Given data:

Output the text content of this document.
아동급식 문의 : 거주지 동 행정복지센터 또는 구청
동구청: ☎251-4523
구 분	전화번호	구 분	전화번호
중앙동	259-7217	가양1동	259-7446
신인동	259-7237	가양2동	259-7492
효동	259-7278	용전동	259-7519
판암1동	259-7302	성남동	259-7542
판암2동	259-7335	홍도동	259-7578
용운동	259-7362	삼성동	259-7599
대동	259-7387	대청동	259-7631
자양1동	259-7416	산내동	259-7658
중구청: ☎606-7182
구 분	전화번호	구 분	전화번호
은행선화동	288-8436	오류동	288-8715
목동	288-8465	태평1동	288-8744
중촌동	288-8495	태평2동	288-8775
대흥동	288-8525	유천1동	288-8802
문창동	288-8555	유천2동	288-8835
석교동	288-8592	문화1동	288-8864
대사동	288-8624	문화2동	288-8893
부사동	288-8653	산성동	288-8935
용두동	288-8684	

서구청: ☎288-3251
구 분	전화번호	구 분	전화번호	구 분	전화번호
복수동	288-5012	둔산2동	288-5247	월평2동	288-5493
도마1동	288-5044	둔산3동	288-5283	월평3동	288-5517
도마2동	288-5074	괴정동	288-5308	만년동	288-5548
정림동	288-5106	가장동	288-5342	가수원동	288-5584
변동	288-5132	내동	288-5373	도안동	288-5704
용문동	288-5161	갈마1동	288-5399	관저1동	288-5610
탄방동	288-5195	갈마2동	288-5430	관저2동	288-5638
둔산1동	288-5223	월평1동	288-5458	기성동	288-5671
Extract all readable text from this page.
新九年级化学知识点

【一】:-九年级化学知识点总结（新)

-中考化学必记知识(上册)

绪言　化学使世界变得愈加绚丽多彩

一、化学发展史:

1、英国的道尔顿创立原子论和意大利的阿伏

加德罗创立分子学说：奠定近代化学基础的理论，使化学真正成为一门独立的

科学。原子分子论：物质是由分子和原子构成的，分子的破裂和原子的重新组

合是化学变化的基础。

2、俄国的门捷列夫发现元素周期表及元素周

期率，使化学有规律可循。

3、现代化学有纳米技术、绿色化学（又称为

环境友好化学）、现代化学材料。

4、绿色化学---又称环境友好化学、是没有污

Exercise instructions: Everything from the line that contains "Extract all readable text from this page." through the end of the records must be duplicated exactly, and nothing outside that range.

Solution for this exercise:
Extract all readable text from this page.
新九年级化学知识点

【一】:-九年级化学知识点总结（新)

-中考化学必记知识(上册)

绪言　化学使世界变得愈加绚丽多彩

一、化学发展史:

1、英国的道尔顿创立原子论和意大利的阿伏

加德罗创立分子学说：奠定近代化学基础的理论，使化学真正成为一门独立的

科学。原子分子论：物质是由分子和原子构成的，分子的破裂和原子的重新组

合是化学变化的基础。

2、俄国的门捷列夫发现元素周期表及元素周

期率，使化学有规律可循。

3、现代化学有纳米技术、绿色化学（又称为

环境友好化学）、现代化学材料。

4、绿色化学---又称环境友好化学、是没有污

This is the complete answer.